▶ _Given instruction_: Each line that includes the word "test" counts once; give the total and nothing more.

**** Input rows ****

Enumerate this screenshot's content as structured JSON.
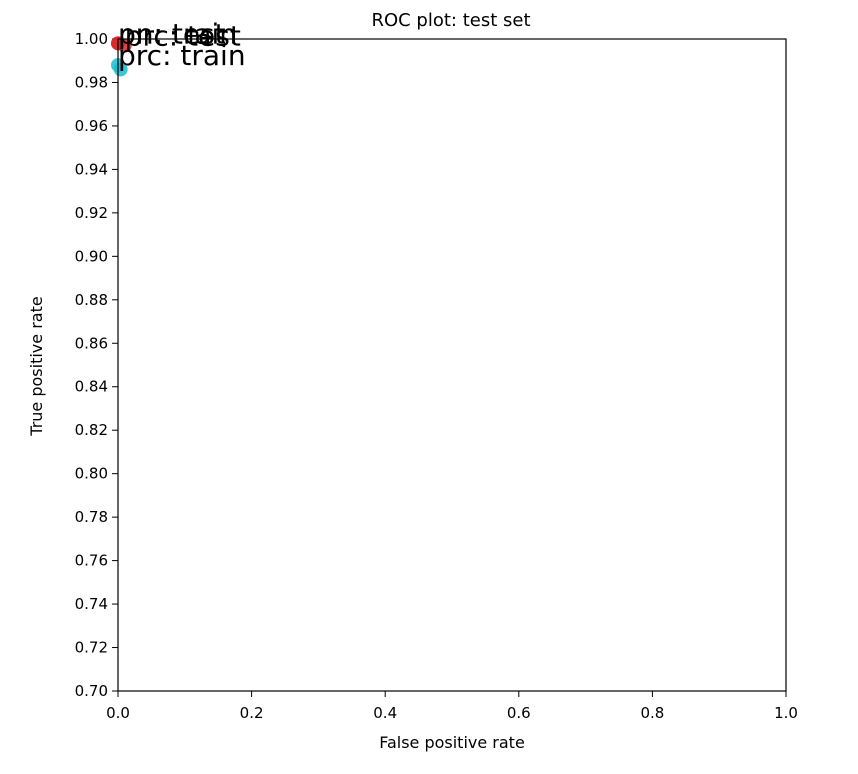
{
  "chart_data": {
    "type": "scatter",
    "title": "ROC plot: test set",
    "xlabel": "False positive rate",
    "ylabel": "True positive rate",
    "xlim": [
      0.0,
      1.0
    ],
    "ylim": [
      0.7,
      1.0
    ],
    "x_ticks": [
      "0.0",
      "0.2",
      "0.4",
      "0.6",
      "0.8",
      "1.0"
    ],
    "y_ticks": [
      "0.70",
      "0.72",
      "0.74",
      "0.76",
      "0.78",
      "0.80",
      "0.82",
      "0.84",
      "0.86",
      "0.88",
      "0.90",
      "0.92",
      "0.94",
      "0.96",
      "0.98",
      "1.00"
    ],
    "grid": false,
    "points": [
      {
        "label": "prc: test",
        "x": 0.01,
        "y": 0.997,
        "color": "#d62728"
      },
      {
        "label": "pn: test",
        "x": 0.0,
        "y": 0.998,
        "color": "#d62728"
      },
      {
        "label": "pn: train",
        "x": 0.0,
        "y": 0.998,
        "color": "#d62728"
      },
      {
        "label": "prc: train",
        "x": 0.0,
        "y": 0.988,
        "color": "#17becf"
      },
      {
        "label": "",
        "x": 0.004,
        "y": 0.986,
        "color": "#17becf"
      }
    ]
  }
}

****

▶ _Correct answer_: 3